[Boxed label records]
■ ■ ■
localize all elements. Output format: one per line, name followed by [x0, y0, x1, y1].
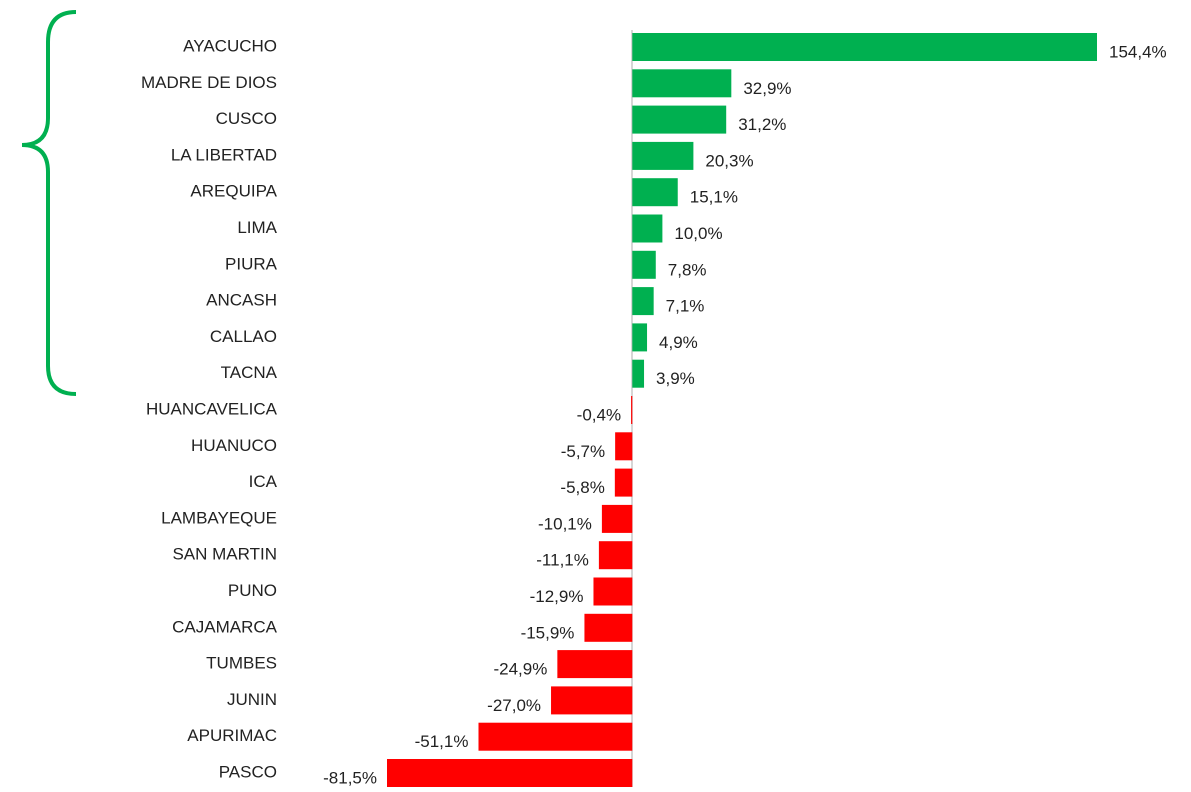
- value-label: -11,1%: [536, 551, 589, 570]
- category-label: APURIMAC: [187, 726, 277, 745]
- bar: [551, 686, 633, 715]
- bar: [593, 577, 633, 606]
- bar: [557, 650, 633, 679]
- bracket: [21, 10, 77, 396]
- category-label: JUNIN: [227, 690, 277, 709]
- value-label: -51,1%: [415, 732, 469, 751]
- bar: [601, 504, 633, 533]
- category-label: AYACUCHO: [183, 36, 277, 55]
- category-label: LIMA: [237, 218, 277, 237]
- value-label: -27,0%: [487, 696, 541, 715]
- category-label: ANCASH: [206, 291, 277, 310]
- bar: [614, 468, 633, 497]
- bar: [632, 250, 656, 279]
- value-label: 10,0%: [674, 224, 722, 243]
- bar: [632, 141, 694, 170]
- value-label: -5,7%: [561, 442, 605, 461]
- bar: [478, 722, 633, 751]
- value-label: -24,9%: [493, 660, 547, 679]
- category-label: PASCO: [219, 762, 277, 781]
- category-label: TUMBES: [206, 654, 277, 673]
- category-label: CUSCO: [216, 109, 277, 128]
- category-label: SAN MARTIN: [172, 545, 277, 564]
- bar: [632, 178, 678, 207]
- value-label: -15,9%: [521, 623, 575, 642]
- value-label: -0,4%: [577, 405, 621, 424]
- category-label: AREQUIPA: [190, 182, 277, 201]
- bar: [584, 613, 633, 642]
- category-label: ICA: [249, 472, 278, 491]
- category-label: PUNO: [228, 581, 277, 600]
- value-label: 7,8%: [668, 260, 707, 279]
- bar: [598, 541, 633, 570]
- bar: [632, 69, 732, 98]
- bar: [632, 214, 663, 243]
- category-label: CAJAMARCA: [172, 617, 278, 636]
- value-label: 32,9%: [743, 79, 791, 98]
- value-label: -81,5%: [323, 768, 377, 787]
- value-label: 4,9%: [659, 333, 698, 352]
- value-label: -10,1%: [538, 514, 592, 533]
- category-label: LAMBAYEQUE: [161, 508, 277, 527]
- value-label: 20,3%: [705, 151, 753, 170]
- bar: [632, 287, 654, 316]
- bar: [632, 323, 648, 352]
- category-label: PIURA: [225, 254, 278, 273]
- bar: [615, 432, 633, 461]
- value-label: -12,9%: [530, 587, 584, 606]
- bar: [632, 33, 1097, 61]
- category-label: CALLAO: [210, 327, 277, 346]
- category-label: HUANUCO: [191, 436, 277, 455]
- bar: [631, 396, 633, 424]
- category-label: LA LIBERTAD: [171, 145, 277, 164]
- category-label: HUANCAVELICA: [146, 399, 278, 418]
- value-label: 7,1%: [666, 297, 705, 316]
- value-label: -5,8%: [560, 478, 604, 497]
- bar: [632, 359, 645, 388]
- value-label: 15,1%: [690, 188, 738, 207]
- value-label: 3,9%: [656, 369, 695, 388]
- category-label: MADRE DE DIOS: [141, 73, 277, 92]
- bar: [387, 759, 633, 787]
- value-label: 154,4%: [1109, 42, 1167, 61]
- value-label: 31,2%: [738, 115, 786, 134]
- category-label: TACNA: [221, 363, 278, 382]
- bar: [632, 105, 727, 134]
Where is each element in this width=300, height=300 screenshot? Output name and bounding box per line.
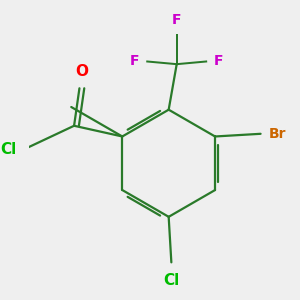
- Text: F: F: [214, 55, 224, 68]
- Text: F: F: [172, 13, 182, 27]
- Text: Br: Br: [268, 127, 286, 141]
- Text: Cl: Cl: [0, 142, 16, 158]
- Text: O: O: [76, 64, 88, 79]
- Text: F: F: [130, 55, 139, 68]
- Text: Cl: Cl: [163, 273, 179, 288]
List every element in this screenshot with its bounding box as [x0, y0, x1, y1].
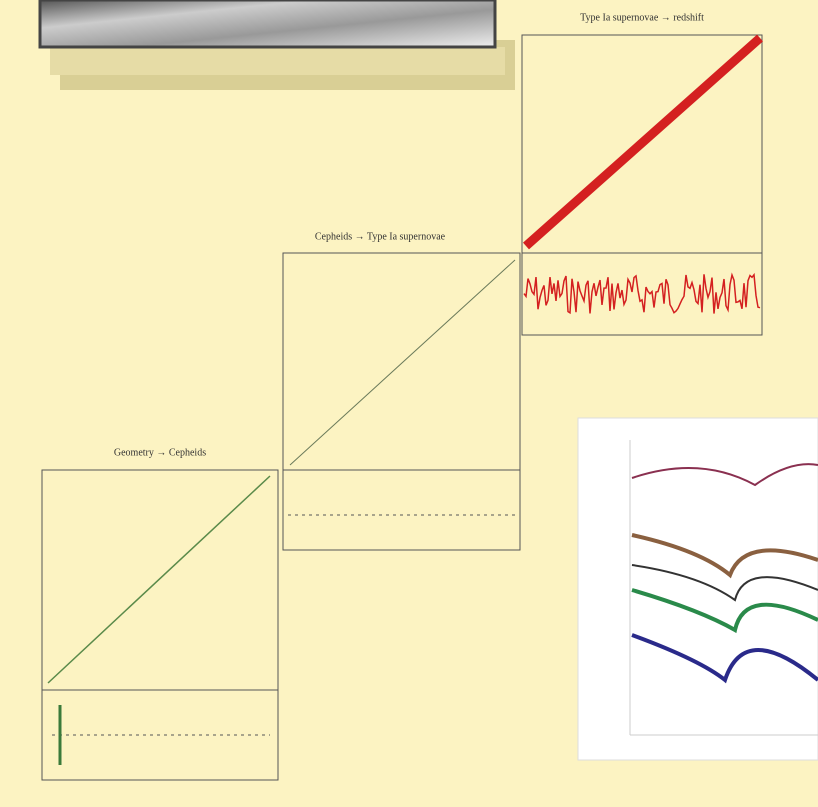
■ ■ ■
● **EXERCISE**
Print every line above verbatim, leaving out the pictures.

● **EXERCISE OUTPUT**
localize all elements. Output format: one per line, name followed by [x0, y0, x1, y1].
- value-label: -11,1%: [536, 551, 589, 570]
- category-label: APURIMAC: [187, 726, 277, 745]
- bar: [551, 686, 633, 715]
- bar: [593, 577, 633, 606]
- bar: [557, 650, 633, 679]
- bracket: [21, 10, 77, 396]
- category-label: JUNIN: [227, 690, 277, 709]
- value-label: -51,1%: [415, 732, 469, 751]
- bar: [601, 504, 633, 533]
- category-label: AYACUCHO: [183, 36, 277, 55]
- category-label: LIMA: [237, 218, 277, 237]
- value-label: -27,0%: [487, 696, 541, 715]
- category-label: ANCASH: [206, 291, 277, 310]
- bar: [614, 468, 633, 497]
- bar: [632, 250, 656, 279]
- value-label: 10,0%: [674, 224, 722, 243]
- bar: [632, 141, 694, 170]
- value-label: -5,7%: [561, 442, 605, 461]
- bar: [478, 722, 633, 751]
- value-label: -24,9%: [493, 660, 547, 679]
- category-label: PASCO: [219, 762, 277, 781]
- category-label: TUMBES: [206, 654, 277, 673]
- category-label: CUSCO: [216, 109, 277, 128]
- category-label: SAN MARTIN: [172, 545, 277, 564]
- bar: [632, 178, 678, 207]
- value-label: -15,9%: [521, 623, 575, 642]
- value-label: -0,4%: [577, 405, 621, 424]
- category-label: AREQUIPA: [190, 182, 277, 201]
- bar: [584, 613, 633, 642]
- category-label: ICA: [249, 472, 278, 491]
- category-label: PUNO: [228, 581, 277, 600]
- value-label: 7,8%: [668, 260, 707, 279]
- bar: [598, 541, 633, 570]
- bar: [632, 69, 732, 98]
- bar: [632, 214, 663, 243]
- category-label: CAJAMARCA: [172, 617, 278, 636]
- value-label: 32,9%: [743, 79, 791, 98]
- value-label: -81,5%: [323, 768, 377, 787]
- value-label: 4,9%: [659, 333, 698, 352]
- value-label: -10,1%: [538, 514, 592, 533]
- category-label: LAMBAYEQUE: [161, 508, 277, 527]
- value-label: 20,3%: [705, 151, 753, 170]
- bar: [632, 287, 654, 316]
- bar: [632, 323, 648, 352]
- category-label: PIURA: [225, 254, 278, 273]
- bar: [615, 432, 633, 461]
- value-label: -12,9%: [530, 587, 584, 606]
- bar: [632, 33, 1097, 61]
- category-label: CALLAO: [210, 327, 277, 346]
- category-label: HUANUCO: [191, 436, 277, 455]
- bar: [631, 396, 633, 424]
- category-label: LA LIBERTAD: [171, 145, 277, 164]
- category-label: HUANCAVELICA: [146, 399, 278, 418]
- value-label: 7,1%: [666, 297, 705, 316]
- value-label: -5,8%: [560, 478, 604, 497]
- bar: [632, 359, 645, 388]
- value-label: 15,1%: [690, 188, 738, 207]
- value-label: 3,9%: [656, 369, 695, 388]
- category-label: MADRE DE DIOS: [141, 73, 277, 92]
- bar: [387, 759, 633, 787]
- value-label: 154,4%: [1109, 42, 1167, 61]
- value-label: 31,2%: [738, 115, 786, 134]
- category-label: TACNA: [221, 363, 278, 382]
- bar: [632, 105, 727, 134]
Where is each element in this width=300, height=300 screenshot? Output name and bounding box per line.
- Text: F: F: [214, 55, 224, 68]
- Text: F: F: [172, 13, 182, 27]
- Text: Br: Br: [268, 127, 286, 141]
- Text: Cl: Cl: [0, 142, 16, 158]
- Text: O: O: [76, 64, 88, 79]
- Text: F: F: [130, 55, 139, 68]
- Text: Cl: Cl: [163, 273, 179, 288]
List every element in this screenshot with its bounding box as [x0, y0, x1, y1].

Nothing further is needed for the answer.